Instructions for the task:
Pull every line holding the string "desktop" from the records below.

Task input:
+++

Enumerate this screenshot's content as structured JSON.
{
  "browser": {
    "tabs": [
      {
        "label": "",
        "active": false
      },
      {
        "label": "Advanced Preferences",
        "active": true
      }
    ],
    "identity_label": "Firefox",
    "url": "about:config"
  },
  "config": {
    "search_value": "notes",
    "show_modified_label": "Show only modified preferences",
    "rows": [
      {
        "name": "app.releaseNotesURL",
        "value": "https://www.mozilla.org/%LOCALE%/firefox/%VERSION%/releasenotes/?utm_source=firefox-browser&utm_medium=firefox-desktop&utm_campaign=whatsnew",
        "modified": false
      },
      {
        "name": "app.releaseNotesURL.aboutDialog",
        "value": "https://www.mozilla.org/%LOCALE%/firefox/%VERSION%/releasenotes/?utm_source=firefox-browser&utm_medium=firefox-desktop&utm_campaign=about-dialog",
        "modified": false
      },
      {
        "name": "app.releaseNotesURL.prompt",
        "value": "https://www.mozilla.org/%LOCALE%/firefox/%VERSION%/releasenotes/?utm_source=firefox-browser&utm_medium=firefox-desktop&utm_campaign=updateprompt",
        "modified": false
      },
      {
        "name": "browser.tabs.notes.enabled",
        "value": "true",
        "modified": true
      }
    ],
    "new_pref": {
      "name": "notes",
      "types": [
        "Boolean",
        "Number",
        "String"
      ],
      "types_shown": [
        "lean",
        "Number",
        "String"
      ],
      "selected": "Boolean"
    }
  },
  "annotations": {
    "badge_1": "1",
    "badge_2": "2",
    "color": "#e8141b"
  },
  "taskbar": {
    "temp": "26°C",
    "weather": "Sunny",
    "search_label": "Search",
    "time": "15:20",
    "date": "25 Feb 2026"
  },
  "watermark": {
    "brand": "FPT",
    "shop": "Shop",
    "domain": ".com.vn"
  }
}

+++

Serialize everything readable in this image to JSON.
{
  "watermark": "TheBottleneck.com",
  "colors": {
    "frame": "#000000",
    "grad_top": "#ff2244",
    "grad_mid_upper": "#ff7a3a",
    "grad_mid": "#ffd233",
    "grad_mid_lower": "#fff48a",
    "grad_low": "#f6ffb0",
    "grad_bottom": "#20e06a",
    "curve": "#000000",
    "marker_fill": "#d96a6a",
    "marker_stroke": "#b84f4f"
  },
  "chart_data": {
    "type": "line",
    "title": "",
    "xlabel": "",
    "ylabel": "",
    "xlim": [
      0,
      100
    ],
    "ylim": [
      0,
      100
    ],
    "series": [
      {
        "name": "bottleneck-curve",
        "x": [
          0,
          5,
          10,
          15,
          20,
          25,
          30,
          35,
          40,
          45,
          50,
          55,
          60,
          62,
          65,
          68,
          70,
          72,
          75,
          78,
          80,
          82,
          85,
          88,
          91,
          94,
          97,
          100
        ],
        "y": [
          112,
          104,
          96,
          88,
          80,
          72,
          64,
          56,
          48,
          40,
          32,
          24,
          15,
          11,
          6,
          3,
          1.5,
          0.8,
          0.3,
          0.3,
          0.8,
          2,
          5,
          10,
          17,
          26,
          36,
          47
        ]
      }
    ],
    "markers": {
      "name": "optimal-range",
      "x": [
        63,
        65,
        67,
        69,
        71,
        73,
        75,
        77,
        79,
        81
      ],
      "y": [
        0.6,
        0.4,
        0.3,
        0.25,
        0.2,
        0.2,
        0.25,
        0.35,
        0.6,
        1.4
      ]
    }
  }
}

+++

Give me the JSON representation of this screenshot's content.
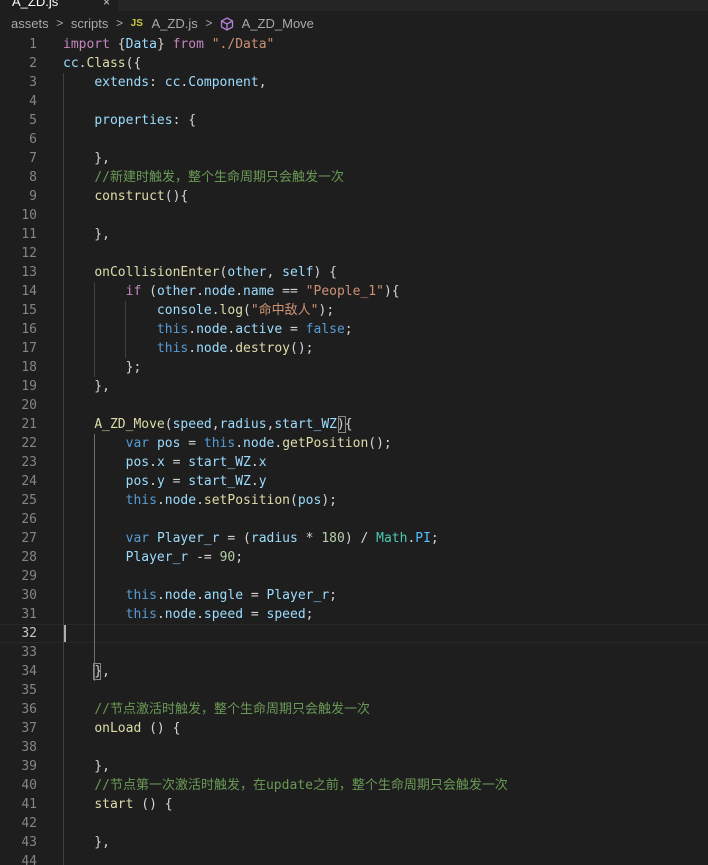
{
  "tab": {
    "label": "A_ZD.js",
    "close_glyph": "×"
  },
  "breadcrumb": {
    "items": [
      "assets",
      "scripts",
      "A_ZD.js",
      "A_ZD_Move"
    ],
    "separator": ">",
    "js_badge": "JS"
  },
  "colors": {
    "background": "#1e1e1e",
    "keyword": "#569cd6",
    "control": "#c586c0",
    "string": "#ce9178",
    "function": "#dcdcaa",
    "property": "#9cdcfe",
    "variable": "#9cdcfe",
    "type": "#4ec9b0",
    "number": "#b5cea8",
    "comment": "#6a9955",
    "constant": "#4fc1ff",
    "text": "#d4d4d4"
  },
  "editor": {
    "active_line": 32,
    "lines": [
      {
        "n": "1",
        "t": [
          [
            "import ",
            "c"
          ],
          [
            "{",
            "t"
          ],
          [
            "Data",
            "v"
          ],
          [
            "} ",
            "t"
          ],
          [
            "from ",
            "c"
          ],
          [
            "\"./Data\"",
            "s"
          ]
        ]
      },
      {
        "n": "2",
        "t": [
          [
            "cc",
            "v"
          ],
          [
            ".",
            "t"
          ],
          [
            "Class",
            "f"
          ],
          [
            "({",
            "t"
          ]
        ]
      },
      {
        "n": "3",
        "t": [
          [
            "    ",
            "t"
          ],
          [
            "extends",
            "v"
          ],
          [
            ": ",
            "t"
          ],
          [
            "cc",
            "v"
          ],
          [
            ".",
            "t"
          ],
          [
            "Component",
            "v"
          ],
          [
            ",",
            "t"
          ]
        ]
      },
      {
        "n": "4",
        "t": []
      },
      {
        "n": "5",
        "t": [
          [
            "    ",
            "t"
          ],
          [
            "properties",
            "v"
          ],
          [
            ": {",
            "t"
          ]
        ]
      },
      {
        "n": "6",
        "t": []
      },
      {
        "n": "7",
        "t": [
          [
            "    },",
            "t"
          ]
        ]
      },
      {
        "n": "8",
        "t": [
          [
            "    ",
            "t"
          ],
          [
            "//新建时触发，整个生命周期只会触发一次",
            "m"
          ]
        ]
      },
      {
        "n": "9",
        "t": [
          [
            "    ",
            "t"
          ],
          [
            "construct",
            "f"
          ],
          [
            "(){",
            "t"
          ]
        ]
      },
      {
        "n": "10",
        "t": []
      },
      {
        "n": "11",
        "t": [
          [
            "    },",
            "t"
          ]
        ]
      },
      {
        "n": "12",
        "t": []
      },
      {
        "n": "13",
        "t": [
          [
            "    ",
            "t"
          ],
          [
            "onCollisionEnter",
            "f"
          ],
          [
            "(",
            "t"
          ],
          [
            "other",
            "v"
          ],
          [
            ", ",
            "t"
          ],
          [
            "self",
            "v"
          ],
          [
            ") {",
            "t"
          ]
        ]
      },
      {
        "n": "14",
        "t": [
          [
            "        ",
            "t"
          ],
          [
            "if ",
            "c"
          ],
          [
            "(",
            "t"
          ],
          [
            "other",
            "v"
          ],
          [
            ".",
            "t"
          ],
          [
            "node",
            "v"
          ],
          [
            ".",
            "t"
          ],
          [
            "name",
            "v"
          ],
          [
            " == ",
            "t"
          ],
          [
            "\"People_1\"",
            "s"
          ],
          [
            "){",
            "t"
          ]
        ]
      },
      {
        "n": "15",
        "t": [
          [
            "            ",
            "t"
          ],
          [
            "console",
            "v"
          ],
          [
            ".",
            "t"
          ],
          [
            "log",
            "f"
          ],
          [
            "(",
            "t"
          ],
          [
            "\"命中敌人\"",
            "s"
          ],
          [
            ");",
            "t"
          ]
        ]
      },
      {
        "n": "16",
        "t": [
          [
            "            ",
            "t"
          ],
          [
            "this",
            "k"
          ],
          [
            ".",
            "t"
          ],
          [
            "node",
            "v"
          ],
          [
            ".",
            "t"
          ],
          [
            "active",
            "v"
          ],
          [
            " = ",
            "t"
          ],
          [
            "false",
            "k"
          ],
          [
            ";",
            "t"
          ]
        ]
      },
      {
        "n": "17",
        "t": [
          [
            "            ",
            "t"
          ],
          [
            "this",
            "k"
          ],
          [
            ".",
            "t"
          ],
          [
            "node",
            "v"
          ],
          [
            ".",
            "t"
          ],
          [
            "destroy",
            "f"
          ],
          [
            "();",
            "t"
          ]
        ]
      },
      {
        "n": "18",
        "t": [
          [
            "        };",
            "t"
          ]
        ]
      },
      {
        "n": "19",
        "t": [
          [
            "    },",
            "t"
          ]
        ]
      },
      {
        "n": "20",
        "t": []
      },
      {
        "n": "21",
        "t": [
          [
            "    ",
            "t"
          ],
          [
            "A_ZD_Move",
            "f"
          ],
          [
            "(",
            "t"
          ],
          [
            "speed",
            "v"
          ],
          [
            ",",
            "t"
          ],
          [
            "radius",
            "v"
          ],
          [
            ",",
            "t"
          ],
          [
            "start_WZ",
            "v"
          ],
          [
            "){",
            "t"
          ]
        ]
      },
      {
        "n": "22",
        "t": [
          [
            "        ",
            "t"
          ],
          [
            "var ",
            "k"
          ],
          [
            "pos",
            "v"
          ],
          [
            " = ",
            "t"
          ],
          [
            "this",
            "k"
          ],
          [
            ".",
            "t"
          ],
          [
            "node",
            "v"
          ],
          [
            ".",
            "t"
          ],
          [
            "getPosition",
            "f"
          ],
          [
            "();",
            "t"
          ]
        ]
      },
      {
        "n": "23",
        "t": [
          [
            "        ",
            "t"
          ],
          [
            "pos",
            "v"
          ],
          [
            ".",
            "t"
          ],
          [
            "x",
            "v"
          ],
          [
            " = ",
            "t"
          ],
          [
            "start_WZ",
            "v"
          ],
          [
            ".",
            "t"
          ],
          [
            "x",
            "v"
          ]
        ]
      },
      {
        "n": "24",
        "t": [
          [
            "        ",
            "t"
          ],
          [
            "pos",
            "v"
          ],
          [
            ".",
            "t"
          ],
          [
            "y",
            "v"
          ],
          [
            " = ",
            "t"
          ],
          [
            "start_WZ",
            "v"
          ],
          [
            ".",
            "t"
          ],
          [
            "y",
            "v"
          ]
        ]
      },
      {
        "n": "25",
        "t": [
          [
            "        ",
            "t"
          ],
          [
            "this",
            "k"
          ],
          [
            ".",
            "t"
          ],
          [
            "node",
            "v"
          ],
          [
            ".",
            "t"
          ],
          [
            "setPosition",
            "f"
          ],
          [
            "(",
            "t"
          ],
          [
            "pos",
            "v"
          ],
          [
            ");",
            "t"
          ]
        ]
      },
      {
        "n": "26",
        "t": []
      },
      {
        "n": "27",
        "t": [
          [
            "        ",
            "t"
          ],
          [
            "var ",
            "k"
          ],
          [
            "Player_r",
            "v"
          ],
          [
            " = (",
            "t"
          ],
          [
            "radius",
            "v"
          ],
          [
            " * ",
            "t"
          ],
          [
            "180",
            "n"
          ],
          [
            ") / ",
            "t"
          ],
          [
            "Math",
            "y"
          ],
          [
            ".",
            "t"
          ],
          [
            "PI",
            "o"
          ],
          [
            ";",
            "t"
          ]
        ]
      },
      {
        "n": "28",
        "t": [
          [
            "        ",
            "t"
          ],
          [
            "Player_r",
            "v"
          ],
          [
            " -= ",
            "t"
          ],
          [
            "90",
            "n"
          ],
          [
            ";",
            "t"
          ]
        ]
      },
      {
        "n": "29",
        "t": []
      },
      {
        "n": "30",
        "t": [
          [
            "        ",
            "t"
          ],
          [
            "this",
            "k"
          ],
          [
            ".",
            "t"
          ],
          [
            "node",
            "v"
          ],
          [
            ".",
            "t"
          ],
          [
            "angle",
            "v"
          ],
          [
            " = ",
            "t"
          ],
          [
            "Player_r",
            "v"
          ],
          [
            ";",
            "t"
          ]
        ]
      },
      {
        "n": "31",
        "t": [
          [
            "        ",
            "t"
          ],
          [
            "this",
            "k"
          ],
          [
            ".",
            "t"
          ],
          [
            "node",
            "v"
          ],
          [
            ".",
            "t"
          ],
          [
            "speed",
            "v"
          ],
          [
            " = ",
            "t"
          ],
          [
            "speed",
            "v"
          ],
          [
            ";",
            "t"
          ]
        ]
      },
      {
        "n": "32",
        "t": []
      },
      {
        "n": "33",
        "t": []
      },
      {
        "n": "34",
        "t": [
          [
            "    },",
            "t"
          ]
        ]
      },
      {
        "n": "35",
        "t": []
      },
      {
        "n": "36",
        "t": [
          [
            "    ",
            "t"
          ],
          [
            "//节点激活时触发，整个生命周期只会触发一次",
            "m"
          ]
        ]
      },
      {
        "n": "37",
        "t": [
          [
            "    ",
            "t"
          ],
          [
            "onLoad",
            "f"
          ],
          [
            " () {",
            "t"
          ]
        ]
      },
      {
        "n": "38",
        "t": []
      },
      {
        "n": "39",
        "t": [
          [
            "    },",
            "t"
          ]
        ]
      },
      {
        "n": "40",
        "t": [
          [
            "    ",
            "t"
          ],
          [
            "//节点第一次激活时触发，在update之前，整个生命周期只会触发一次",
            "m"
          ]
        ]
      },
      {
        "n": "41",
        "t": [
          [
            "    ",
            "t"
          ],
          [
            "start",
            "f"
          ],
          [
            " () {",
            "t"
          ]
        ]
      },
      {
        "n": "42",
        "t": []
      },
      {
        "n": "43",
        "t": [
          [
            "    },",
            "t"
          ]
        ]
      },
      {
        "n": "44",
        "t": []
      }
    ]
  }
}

+++

Response to the task:
        "value": "https://www.mozilla.org/%LOCALE%/firefox/%VERSION%/releasenotes/?utm_source=firefox-browser&utm_medium=firefox-desktop&utm_campaign=whatsnew",
        "value": "https://www.mozilla.org/%LOCALE%/firefox/%VERSION%/releasenotes/?utm_source=firefox-browser&utm_medium=firefox-desktop&utm_campaign=about-dialog",
        "value": "https://www.mozilla.org/%LOCALE%/firefox/%VERSION%/releasenotes/?utm_source=firefox-browser&utm_medium=firefox-desktop&utm_campaign=updateprompt",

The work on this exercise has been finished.